Write out every entry exactly as it appears.

Extracted data entries:
┌────────

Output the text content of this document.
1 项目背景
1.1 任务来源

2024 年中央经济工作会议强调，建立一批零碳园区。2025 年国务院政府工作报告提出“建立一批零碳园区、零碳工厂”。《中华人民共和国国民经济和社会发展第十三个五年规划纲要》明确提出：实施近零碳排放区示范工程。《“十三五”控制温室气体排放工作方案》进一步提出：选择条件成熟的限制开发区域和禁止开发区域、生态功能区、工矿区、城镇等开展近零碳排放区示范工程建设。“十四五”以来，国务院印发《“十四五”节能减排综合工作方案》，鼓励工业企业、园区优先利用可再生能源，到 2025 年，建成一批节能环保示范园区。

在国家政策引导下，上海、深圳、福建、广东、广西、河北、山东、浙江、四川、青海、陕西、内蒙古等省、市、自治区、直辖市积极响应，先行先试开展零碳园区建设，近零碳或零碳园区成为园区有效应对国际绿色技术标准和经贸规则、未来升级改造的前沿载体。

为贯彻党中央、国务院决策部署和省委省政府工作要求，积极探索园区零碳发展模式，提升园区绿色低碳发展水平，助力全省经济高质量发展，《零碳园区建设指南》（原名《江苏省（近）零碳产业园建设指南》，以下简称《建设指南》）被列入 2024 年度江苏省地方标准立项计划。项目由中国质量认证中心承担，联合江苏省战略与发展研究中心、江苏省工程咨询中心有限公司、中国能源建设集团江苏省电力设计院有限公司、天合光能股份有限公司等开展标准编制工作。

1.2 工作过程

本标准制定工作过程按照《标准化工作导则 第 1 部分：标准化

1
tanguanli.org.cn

└────────

Solution to this exercise:
Output the text content of this document.
1 项目背景
1.1 任务来源

2024 年中央经济工作会议强调，建立一批零碳园区。2025 年国务院政府工作报告提出“建立一批零碳园区、零碳工厂”。《中华人民共和国国民经济和社会发展第十三个五年规划纲要》明确提出：实施近零碳排放区示范工程。《“十三五”控制温室气体排放工作方案》进一步提出：选择条件成熟的限制开发区域和禁止开发区域、生态功能区、工矿区、城镇等开展近零碳排放区示范工程建设。“十四五”以来，国务院印发《“十四五”节能减排综合工作方案》，鼓励工业企业、园区优先利用可再生能源，到 2025 年，建成一批节能环保示范园区。

在国家政策引导下，上海、深圳、福建、广东、广西、河北、山东、浙江、四川、青海、陕西、内蒙古等省、市、自治区、直辖市积极响应，先行先试开展零碳园区建设，近零碳或零碳园区成为园区有效应对国际绿色技术标准和经贸规则、未来升级改造的前沿载体。

为贯彻党中央、国务院决策部署和省委省政府工作要求，积极探索园区零碳发展模式，提升园区绿色低碳发展水平，助力全省经济高质量发展，《零碳园区建设指南》（原名《江苏省（近）零碳产业园建设指南》，以下简称《建设指南》）被列入 2024 年度江苏省地方标准立项计划。项目由中国质量认证中心承担，联合江苏省战略与发展研究中心、江苏省工程咨询中心有限公司、中国能源建设集团江苏省电力设计院有限公司、天合光能股份有限公司等开展标准编制工作。

1.2 工作过程

本标准制定工作过程按照《标准化工作导则 第 1 部分：标准化

1
tanguanli.org.cn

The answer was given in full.